# Given exercise
Convert the items, from the first line down to and including the line that contains "article-title: Journalism lost", into a Markdown table with the columns Row and Line. Number each row, and leave out any blank lines.
-- Start of Extracted material --
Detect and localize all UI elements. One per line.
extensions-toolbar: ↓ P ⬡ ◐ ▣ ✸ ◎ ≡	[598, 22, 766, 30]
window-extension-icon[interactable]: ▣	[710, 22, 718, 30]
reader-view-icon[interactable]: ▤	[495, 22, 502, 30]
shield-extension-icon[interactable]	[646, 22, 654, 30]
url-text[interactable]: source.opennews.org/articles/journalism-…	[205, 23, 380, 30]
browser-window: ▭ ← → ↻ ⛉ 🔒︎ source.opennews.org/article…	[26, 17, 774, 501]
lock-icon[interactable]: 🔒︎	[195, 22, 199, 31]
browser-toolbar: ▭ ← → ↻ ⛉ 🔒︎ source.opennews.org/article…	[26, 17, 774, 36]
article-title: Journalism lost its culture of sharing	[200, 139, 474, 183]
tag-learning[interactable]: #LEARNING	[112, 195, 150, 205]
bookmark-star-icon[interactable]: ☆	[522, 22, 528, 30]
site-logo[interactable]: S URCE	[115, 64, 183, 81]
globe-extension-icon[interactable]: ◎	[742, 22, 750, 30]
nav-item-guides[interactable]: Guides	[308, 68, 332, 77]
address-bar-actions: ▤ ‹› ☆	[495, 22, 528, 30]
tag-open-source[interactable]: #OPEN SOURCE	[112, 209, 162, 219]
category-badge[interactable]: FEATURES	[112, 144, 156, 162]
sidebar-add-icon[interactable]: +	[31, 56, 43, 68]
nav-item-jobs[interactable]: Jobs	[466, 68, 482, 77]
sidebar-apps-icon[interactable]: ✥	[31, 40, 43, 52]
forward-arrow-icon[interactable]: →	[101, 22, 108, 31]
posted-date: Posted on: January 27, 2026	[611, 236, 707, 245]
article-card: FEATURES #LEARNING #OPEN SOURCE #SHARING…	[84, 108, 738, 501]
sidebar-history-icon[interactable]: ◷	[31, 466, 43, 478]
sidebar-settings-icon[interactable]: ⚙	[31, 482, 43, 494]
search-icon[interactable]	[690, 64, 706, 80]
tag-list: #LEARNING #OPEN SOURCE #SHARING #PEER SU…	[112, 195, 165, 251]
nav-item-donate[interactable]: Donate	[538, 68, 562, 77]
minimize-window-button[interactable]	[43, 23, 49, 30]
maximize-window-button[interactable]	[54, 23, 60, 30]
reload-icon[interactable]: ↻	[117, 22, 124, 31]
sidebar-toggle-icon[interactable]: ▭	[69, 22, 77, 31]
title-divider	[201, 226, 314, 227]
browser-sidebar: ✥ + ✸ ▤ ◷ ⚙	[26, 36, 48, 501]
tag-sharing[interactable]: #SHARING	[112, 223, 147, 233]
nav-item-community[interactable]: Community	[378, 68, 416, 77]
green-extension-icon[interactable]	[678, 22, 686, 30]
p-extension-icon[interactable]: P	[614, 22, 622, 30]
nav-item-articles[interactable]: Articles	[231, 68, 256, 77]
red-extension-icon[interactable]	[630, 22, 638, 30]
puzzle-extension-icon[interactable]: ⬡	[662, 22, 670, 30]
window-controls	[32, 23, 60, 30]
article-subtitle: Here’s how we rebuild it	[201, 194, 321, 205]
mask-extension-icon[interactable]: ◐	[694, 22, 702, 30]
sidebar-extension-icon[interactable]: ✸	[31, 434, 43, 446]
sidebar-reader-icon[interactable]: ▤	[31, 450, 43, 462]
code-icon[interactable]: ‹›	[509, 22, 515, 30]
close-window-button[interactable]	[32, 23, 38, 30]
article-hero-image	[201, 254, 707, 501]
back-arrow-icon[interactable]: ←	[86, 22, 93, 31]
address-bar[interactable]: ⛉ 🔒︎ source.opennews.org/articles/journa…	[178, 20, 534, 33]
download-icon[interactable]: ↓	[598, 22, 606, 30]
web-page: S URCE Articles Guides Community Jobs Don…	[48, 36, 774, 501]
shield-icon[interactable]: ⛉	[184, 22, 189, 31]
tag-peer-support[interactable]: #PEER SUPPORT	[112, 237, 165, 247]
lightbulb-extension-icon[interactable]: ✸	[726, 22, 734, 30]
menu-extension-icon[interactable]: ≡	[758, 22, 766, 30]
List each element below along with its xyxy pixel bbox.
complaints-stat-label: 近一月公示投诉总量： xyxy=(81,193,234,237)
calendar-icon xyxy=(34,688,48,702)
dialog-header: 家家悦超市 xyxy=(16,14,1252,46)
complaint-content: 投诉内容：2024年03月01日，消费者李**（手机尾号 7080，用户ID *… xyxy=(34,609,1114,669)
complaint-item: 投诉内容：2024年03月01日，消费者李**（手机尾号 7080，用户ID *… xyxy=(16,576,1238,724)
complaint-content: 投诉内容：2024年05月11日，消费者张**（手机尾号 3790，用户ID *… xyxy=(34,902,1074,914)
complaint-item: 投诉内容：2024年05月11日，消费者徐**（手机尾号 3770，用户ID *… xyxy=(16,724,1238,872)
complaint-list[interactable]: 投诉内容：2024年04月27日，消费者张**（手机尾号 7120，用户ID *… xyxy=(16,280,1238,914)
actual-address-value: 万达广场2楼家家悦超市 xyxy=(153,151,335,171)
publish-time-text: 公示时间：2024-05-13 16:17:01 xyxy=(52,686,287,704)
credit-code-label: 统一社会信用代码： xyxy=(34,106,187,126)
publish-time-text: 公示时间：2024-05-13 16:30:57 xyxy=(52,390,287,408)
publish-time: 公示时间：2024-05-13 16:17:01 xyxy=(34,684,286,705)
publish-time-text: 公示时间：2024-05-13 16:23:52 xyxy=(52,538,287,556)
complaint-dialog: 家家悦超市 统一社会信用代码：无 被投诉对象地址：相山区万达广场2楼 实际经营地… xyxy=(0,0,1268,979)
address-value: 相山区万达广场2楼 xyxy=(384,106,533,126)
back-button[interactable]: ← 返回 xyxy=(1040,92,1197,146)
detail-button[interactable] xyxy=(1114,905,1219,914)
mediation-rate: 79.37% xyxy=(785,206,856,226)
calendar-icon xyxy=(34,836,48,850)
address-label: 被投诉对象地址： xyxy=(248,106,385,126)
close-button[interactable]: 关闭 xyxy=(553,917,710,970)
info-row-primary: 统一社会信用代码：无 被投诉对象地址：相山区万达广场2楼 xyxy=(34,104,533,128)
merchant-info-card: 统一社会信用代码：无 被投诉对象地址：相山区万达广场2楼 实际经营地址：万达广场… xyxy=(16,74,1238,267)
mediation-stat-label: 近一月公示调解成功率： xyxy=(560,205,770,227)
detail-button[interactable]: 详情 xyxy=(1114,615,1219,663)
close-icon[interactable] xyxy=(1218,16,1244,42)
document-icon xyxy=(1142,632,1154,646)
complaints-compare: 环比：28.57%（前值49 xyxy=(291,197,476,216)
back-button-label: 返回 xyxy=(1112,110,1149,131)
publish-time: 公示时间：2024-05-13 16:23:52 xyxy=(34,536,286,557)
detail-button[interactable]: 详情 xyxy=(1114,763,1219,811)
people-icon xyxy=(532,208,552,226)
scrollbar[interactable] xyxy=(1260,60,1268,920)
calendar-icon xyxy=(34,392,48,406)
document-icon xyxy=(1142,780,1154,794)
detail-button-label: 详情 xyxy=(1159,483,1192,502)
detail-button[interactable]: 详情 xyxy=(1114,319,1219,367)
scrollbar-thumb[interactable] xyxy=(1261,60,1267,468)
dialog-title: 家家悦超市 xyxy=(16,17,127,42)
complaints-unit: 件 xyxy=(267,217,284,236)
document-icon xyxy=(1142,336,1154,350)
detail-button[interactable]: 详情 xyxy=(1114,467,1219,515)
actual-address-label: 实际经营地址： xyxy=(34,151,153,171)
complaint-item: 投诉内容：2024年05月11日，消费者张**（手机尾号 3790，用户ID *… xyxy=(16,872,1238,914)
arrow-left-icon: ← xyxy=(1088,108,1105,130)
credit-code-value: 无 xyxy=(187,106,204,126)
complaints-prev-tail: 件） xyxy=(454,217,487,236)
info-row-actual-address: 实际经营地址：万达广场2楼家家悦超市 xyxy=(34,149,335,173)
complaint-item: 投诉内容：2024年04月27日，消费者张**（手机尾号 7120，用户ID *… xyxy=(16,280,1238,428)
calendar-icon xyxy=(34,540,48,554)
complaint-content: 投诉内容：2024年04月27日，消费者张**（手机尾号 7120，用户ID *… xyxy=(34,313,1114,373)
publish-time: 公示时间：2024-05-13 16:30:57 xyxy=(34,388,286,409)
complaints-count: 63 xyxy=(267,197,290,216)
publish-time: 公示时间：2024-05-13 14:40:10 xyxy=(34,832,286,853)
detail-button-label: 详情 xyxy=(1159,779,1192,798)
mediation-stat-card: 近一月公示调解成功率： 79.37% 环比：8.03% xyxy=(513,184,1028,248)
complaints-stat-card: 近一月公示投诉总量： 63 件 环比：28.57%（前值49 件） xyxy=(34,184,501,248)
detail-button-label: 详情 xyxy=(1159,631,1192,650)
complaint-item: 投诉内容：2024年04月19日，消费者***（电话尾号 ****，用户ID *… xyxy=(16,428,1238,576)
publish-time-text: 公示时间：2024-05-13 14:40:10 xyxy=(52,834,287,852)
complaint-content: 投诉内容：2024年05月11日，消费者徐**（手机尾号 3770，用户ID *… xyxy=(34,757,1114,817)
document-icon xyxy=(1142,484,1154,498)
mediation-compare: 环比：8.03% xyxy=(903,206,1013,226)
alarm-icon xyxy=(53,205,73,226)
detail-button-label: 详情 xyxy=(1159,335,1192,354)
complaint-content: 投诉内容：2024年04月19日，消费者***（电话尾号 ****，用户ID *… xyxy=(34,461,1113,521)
-- End of Extracted material --
# Full output
| Row | Line |
|---|---|
| 1 | Detect and localize all UI elements. One per line. |
| 2 | extensions-toolbar: ↓ P ⬡ ◐ ▣ ✸ ◎ ≡	[598, 22, 766, 30] |
| 3 | window-extension-icon[interactable]: ▣	[710, 22, 718, 30] |
| 4 | reader-view-icon[interactable]: ▤	[495, 22, 502, 30] |
| 5 | shield-extension-icon[interactable]	[646, 22, 654, 30] |
| 6 | url-text[interactable]: source.opennews.org/articles/journalism-…	[205, 23, 380, 30] |
| 7 | browser-window: ▭ ← → ↻ ⛉ 🔒︎ source.opennews.org/article…	[26, 17, 774, 501] |
| 8 | lock-icon[interactable]: 🔒︎	[195, 22, 199, 31] |
| 9 | browser-toolbar: ▭ ← → ↻ ⛉ 🔒︎ source.opennews.org/article…	[26, 17, 774, 36] |
| 10 | article-title: Journalism lost its culture of sharing	[200, 139, 474, 183] |